Dataset excerpts =>
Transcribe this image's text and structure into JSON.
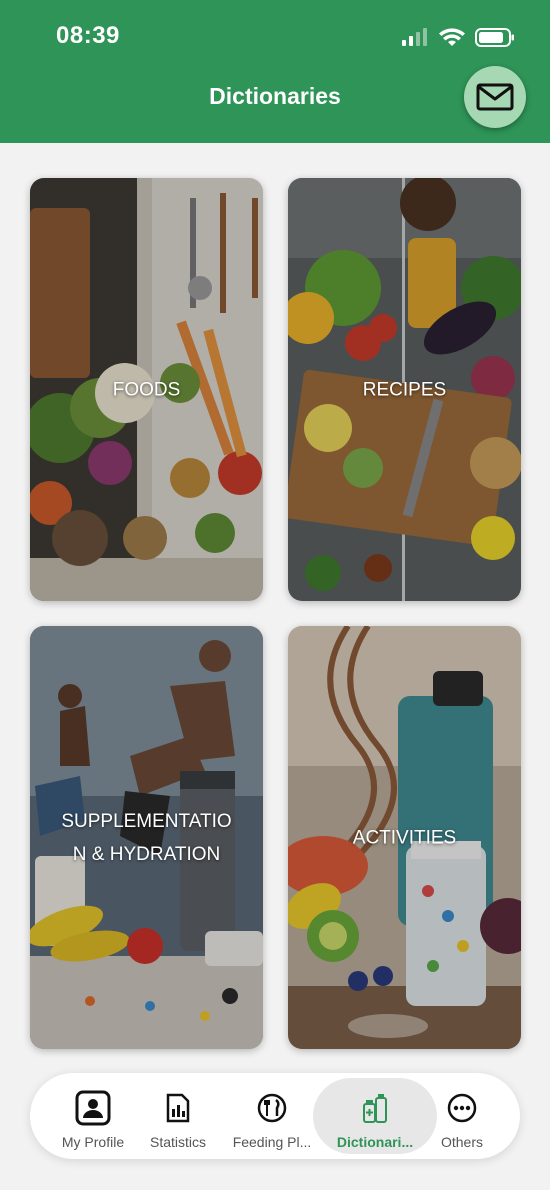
{
  "status_bar": {
    "time": "08:39"
  },
  "header": {
    "title": "Dictionaries"
  },
  "cards": [
    {
      "label": "FOODS"
    },
    {
      "label": "RECIPES"
    },
    {
      "label": "SUPPLEMENTATION & HYDRATION"
    },
    {
      "label": "ACTIVITIES"
    }
  ],
  "tabbar": {
    "items": [
      {
        "label": "My Profile",
        "icon": "profile-icon"
      },
      {
        "label": "Statistics",
        "icon": "statistics-icon"
      },
      {
        "label": "Feeding Pl...",
        "icon": "cutlery-icon"
      },
      {
        "label": "Dictionari...",
        "icon": "bottles-icon",
        "active": true
      },
      {
        "label": "Others",
        "icon": "more-icon"
      }
    ]
  },
  "colors": {
    "brand": "#2e9457",
    "mail_button": "#a7d8b4",
    "background": "#f2f2f2"
  }
}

Written instruction => Repeat every record precisely. Any picture among them stays out of the copy.

Final answer =>
Transcribe this image's text and structure into JSON.
{
  "status_bar": {
    "time": "08:39"
  },
  "header": {
    "title": "Dictionaries"
  },
  "cards": [
    {
      "label": "FOODS"
    },
    {
      "label": "RECIPES"
    },
    {
      "label": "SUPPLEMENTATION & HYDRATION"
    },
    {
      "label": "ACTIVITIES"
    }
  ],
  "tabbar": {
    "items": [
      {
        "label": "My Profile",
        "icon": "profile-icon"
      },
      {
        "label": "Statistics",
        "icon": "statistics-icon"
      },
      {
        "label": "Feeding Pl...",
        "icon": "cutlery-icon"
      },
      {
        "label": "Dictionari...",
        "icon": "bottles-icon",
        "active": true
      },
      {
        "label": "Others",
        "icon": "more-icon"
      }
    ]
  },
  "colors": {
    "brand": "#2e9457",
    "mail_button": "#a7d8b4",
    "background": "#f2f2f2"
  }
}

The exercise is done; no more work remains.